> [What is required]: Below is a listing; reproduce each line of it exactly.

> [Record list]:
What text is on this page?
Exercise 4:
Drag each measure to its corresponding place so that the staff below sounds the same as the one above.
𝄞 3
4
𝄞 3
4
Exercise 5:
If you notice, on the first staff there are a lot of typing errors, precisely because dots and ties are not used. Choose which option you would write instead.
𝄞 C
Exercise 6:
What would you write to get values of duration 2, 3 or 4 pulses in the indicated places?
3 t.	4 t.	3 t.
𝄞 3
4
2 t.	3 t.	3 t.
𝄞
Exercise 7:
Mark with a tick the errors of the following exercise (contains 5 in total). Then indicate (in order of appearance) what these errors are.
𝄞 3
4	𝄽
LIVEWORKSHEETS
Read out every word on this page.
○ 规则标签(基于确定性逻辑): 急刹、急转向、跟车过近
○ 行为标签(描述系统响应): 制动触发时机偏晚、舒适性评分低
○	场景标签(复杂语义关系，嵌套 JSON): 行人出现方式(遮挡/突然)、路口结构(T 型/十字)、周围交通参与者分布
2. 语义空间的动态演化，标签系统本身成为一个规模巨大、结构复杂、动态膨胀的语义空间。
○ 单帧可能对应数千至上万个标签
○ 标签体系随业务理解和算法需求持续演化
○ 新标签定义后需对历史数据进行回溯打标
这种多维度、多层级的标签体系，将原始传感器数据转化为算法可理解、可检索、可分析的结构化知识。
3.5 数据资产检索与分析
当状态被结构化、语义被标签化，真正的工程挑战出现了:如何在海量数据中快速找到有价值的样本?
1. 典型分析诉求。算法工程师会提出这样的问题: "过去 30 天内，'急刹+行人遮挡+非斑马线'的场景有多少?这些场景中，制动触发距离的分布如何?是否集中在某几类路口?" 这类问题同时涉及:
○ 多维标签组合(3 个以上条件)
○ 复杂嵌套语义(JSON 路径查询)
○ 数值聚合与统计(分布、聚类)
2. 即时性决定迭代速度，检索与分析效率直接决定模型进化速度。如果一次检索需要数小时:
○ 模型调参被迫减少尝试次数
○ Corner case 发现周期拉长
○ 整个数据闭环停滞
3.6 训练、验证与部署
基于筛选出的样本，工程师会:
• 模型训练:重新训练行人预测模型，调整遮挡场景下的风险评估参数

> [Full solution]:
What text is on this page?
Exercise 4:
Drag each measure to its corresponding place so that the staff below sounds the same as the one above.
𝄞 3
4
𝄞 3
4
Exercise 5:
If you notice, on the first staff there are a lot of typing errors, precisely because dots and ties are not used. Choose which option you would write instead.
𝄞 C
Exercise 6:
What would you write to get values of duration 2, 3 or 4 pulses in the indicated places?
3 t.	4 t.	3 t.
𝄞 3
4
2 t.	3 t.	3 t.
𝄞
Exercise 7:
Mark with a tick the errors of the following exercise (contains 5 in total). Then indicate (in order of appearance) what these errors are.
𝄞 3
4	𝄽
LIVEWORKSHEETS
Read out every word on this page.
○ 规则标签(基于确定性逻辑): 急刹、急转向、跟车过近
○ 行为标签(描述系统响应): 制动触发时机偏晚、舒适性评分低
○	场景标签(复杂语义关系，嵌套 JSON): 行人出现方式(遮挡/突然)、路口结构(T 型/十字)、周围交通参与者分布
2. 语义空间的动态演化，标签系统本身成为一个规模巨大、结构复杂、动态膨胀的语义空间。
○ 单帧可能对应数千至上万个标签
○ 标签体系随业务理解和算法需求持续演化
○ 新标签定义后需对历史数据进行回溯打标
这种多维度、多层级的标签体系，将原始传感器数据转化为算法可理解、可检索、可分析的结构化知识。
3.5 数据资产检索与分析
当状态被结构化、语义被标签化，真正的工程挑战出现了:如何在海量数据中快速找到有价值的样本?
1. 典型分析诉求。算法工程师会提出这样的问题: "过去 30 天内，'急刹+行人遮挡+非斑马线'的场景有多少?这些场景中，制动触发距离的分布如何?是否集中在某几类路口?" 这类问题同时涉及:
○ 多维标签组合(3 个以上条件)
○ 复杂嵌套语义(JSON 路径查询)
○ 数值聚合与统计(分布、聚类)
2. 即时性决定迭代速度，检索与分析效率直接决定模型进化速度。如果一次检索需要数小时:
○ 模型调参被迫减少尝试次数
○ Corner case 发现周期拉长
○ 整个数据闭环停滞
3.6 训练、验证与部署
基于筛选出的样本，工程师会:
• 模型训练:重新训练行人预测模型，调整遮挡场景下的风险评估参数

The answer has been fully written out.